:: Material ::
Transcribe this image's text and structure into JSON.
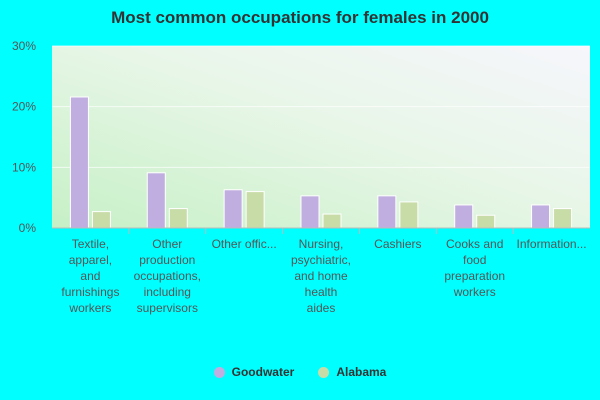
{
  "colors": {
    "background": "#00ffff",
    "goodwater": "#c0aee0",
    "alabama": "#c8dca8",
    "text": "#333333",
    "axis_text": "#555555"
  },
  "chart_data": {
    "type": "bar",
    "title": "Most common occupations for females in 2000",
    "xlabel": "",
    "ylabel": "",
    "ylim": [
      0,
      30
    ],
    "yticks": [
      0,
      10,
      20,
      30
    ],
    "ytick_labels": [
      "0%",
      "10%",
      "20%",
      "30%"
    ],
    "categories": [
      [
        "Textile,",
        "apparel,",
        "and",
        "furnishings",
        "workers"
      ],
      [
        "Other",
        "production",
        "occupations,",
        "including",
        "supervisors"
      ],
      [
        "Other offic..."
      ],
      [
        "Nursing,",
        "psychiatric,",
        "and home",
        "health",
        "aides"
      ],
      [
        "Cashiers"
      ],
      [
        "Cooks and",
        "food",
        "preparation",
        "workers"
      ],
      [
        "Information..."
      ]
    ],
    "series": [
      {
        "name": "Goodwater",
        "values": [
          21.6,
          9.1,
          6.3,
          5.3,
          5.3,
          3.8,
          3.8
        ]
      },
      {
        "name": "Alabama",
        "values": [
          2.7,
          3.2,
          6.0,
          2.3,
          4.3,
          2.1,
          3.2
        ]
      }
    ],
    "legend": "bottom"
  }
}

:: Your instructions ::
Leave out the pictures and output the rest of the material exactly as written.

:: Final result ::
Transcribe this image's text and structure into JSON.
{
  "colors": {
    "background": "#00ffff",
    "goodwater": "#c0aee0",
    "alabama": "#c8dca8",
    "text": "#333333",
    "axis_text": "#555555"
  },
  "chart_data": {
    "type": "bar",
    "title": "Most common occupations for females in 2000",
    "xlabel": "",
    "ylabel": "",
    "ylim": [
      0,
      30
    ],
    "yticks": [
      0,
      10,
      20,
      30
    ],
    "ytick_labels": [
      "0%",
      "10%",
      "20%",
      "30%"
    ],
    "categories": [
      [
        "Textile,",
        "apparel,",
        "and",
        "furnishings",
        "workers"
      ],
      [
        "Other",
        "production",
        "occupations,",
        "including",
        "supervisors"
      ],
      [
        "Other offic..."
      ],
      [
        "Nursing,",
        "psychiatric,",
        "and home",
        "health",
        "aides"
      ],
      [
        "Cashiers"
      ],
      [
        "Cooks and",
        "food",
        "preparation",
        "workers"
      ],
      [
        "Information..."
      ]
    ],
    "series": [
      {
        "name": "Goodwater",
        "values": [
          21.6,
          9.1,
          6.3,
          5.3,
          5.3,
          3.8,
          3.8
        ]
      },
      {
        "name": "Alabama",
        "values": [
          2.7,
          3.2,
          6.0,
          2.3,
          4.3,
          2.1,
          3.2
        ]
      }
    ],
    "legend": "bottom"
  }
}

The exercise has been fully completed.